Task brief: From the entries below, copy every line holding the word "this".

Data excerpts:
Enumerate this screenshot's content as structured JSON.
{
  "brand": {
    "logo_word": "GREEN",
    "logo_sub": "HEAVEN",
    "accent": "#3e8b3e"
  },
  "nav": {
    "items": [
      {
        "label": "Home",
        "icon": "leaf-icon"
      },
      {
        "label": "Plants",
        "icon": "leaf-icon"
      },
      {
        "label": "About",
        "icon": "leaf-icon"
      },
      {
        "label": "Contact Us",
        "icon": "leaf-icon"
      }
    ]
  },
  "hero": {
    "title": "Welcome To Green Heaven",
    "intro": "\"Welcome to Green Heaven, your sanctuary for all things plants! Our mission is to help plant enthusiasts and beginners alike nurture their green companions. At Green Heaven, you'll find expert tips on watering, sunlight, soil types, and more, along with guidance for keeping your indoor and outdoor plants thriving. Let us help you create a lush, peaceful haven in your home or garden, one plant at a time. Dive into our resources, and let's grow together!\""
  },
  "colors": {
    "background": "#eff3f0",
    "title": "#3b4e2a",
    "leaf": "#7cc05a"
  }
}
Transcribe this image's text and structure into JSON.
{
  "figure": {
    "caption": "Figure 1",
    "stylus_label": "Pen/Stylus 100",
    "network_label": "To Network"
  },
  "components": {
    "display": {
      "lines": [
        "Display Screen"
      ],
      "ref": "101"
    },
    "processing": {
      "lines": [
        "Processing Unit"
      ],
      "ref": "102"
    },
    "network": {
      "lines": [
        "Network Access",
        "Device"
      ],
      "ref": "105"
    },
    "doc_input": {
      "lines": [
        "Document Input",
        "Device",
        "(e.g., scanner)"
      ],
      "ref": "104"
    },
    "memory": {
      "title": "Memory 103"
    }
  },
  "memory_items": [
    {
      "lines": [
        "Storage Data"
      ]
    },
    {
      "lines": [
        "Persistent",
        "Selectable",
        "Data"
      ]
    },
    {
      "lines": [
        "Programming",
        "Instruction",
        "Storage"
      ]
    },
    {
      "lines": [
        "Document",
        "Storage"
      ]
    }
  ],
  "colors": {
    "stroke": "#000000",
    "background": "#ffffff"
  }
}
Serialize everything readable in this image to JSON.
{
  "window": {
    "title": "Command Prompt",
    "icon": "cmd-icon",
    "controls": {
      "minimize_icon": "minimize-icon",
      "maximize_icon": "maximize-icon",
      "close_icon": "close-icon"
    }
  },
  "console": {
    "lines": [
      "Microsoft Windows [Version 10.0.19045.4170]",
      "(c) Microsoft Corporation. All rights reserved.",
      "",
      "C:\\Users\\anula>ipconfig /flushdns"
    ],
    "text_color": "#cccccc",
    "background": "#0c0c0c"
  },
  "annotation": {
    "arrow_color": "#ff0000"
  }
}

Task result:
Enumerate this screenshot's content as structured JSON.
Transcribe this image's text and structure into JSON.
Serialize everything readable in this image to JSON.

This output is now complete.